--- REQUIREMENTS ---
Arrange the stretch from the line containing "Patent image size: (1402, 893)." through the end of the records as a Markdown table with the columns Row and Line. Number each row and leave out blank lines.

Excerpt from a dataset

━━━━━━━━━━━━━━━━━━━━

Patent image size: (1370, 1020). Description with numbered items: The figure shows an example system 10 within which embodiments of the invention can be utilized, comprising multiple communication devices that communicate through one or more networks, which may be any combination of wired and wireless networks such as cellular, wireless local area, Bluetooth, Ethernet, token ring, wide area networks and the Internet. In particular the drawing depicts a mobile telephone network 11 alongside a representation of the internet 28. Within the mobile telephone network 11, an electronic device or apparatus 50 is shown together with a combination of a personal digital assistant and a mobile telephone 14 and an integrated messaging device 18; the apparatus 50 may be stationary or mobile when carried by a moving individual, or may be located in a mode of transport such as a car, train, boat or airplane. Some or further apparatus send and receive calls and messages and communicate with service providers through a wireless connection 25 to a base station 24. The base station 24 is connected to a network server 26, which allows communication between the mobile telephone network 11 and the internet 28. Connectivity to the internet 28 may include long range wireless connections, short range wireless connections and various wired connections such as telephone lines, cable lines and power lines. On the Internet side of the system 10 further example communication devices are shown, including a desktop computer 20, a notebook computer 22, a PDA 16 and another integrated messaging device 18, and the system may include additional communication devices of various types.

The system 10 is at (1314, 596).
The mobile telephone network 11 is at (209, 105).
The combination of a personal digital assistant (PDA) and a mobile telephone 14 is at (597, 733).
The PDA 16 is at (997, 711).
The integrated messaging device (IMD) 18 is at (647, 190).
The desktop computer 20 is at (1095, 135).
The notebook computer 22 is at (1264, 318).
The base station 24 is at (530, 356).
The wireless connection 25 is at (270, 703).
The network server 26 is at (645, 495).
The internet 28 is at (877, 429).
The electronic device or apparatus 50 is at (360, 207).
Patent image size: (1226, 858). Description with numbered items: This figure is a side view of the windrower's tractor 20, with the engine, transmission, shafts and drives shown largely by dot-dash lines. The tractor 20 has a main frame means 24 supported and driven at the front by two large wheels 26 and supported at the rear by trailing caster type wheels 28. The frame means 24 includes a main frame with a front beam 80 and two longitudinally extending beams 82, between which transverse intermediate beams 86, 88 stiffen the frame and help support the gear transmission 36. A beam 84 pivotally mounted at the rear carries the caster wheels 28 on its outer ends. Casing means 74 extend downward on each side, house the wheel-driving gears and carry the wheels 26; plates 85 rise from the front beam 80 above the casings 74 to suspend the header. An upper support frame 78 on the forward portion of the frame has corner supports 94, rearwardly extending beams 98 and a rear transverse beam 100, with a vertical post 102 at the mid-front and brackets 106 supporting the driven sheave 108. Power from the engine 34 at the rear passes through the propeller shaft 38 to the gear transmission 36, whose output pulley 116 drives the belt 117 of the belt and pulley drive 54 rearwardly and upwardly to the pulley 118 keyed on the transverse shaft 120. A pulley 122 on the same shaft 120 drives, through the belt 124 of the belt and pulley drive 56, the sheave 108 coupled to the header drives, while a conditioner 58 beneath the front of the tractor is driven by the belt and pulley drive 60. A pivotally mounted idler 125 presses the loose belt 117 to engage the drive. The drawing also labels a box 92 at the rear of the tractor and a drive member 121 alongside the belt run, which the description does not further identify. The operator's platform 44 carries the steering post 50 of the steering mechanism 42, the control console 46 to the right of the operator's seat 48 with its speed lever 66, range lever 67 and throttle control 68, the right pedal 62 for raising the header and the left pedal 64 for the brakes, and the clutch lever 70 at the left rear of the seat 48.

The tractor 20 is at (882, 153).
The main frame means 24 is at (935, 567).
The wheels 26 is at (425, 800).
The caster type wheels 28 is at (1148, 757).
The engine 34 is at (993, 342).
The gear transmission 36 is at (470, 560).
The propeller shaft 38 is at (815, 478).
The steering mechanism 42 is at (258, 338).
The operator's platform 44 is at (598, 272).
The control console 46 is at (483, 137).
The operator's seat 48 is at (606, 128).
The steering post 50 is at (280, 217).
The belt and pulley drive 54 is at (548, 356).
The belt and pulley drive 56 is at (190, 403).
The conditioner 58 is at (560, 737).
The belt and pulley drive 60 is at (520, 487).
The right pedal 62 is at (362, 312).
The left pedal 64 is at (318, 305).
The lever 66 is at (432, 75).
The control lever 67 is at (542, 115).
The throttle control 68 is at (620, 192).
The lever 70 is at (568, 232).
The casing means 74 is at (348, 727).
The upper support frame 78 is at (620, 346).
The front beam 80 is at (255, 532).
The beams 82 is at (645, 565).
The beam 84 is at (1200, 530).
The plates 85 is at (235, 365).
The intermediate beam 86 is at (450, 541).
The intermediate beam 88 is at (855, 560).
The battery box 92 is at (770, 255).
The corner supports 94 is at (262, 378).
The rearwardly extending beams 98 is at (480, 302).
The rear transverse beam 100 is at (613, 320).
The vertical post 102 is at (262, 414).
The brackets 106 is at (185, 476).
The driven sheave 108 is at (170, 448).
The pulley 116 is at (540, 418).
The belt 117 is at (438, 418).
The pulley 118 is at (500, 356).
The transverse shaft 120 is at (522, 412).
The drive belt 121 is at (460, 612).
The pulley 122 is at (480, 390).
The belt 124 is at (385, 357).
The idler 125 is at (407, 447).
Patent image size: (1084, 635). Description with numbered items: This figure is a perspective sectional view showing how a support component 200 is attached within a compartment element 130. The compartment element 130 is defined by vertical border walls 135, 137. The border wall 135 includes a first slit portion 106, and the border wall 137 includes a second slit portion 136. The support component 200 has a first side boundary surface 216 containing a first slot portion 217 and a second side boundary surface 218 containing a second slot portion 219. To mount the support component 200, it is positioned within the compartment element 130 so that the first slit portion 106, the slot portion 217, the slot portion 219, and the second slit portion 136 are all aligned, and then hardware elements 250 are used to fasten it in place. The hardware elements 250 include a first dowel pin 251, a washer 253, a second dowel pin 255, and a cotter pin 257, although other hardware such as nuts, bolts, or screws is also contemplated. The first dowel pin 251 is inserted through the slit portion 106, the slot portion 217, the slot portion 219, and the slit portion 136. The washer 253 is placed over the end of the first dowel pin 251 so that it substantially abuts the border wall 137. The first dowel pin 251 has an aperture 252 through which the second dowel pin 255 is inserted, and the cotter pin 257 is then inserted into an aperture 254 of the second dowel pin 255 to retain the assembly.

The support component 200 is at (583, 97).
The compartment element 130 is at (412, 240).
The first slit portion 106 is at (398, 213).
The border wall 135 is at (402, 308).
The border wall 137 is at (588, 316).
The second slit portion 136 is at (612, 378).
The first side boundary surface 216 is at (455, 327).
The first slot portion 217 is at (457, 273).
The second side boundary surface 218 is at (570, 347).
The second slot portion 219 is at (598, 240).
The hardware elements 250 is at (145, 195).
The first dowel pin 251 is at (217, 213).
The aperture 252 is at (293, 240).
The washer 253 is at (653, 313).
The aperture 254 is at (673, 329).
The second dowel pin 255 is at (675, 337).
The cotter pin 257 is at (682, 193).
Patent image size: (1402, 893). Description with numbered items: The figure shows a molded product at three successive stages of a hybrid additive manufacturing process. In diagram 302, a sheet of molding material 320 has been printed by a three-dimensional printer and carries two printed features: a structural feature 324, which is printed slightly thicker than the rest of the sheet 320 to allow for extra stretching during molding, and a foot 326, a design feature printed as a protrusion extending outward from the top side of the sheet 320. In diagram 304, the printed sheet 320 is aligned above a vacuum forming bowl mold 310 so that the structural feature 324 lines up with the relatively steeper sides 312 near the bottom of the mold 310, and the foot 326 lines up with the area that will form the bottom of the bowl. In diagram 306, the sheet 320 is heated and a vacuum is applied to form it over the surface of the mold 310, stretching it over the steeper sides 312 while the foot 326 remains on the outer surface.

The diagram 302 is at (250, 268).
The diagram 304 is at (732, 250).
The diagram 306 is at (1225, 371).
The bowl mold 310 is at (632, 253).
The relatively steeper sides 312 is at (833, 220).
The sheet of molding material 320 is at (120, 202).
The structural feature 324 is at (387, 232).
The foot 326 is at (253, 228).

━━━━━━━━━━━━━━━━━━━━

--- THE RESPONSE ---
| Row | Line |
|---|---|
| 1 | Patent image size: (1402, 893). Description with numbered items: The figure shows a molded product at three successive stages of a hybrid additive manufacturing process. In diagram 302, a sheet of molding material 320 has been printed by a three-dimensional printer and carries two printed features: a structural feature 324, which is printed slightly thicker than the rest of the sheet 320 to allow for extra stretching during molding, and a foot 326, a design feature printed as a protrusion extending outward from the top side of the sheet 320. In diagram 304, the printed sheet 320 is aligned above a vacuum forming bowl mold 310 so that the structural feature 324 lines up with the relatively steeper sides 312 near the bottom of the mold 310, and the foot 326 lines up with the area that will form the bottom of the bowl. In diagram 306, the sheet 320 is heated and a vacuum is applied to form it over the surface of the mold 310, stretching it over the steeper sides 312 while the foot 326 remains on the outer surface. |
| 2 | The diagram 302 is at (250, 268). |
| 3 | The diagram 304 is at (732, 250). |
| 4 | The diagram 306 is at (1225, 371). |
| 5 | The bowl mold 310 is at (632, 253). |
| 6 | The relatively steeper sides 312 is at (833, 220). |
| 7 | The sheet of molding material 320 is at (120, 202). |
| 8 | The structural feature 324 is at (387, 232). |
| 9 | The foot 326 is at (253, 228). |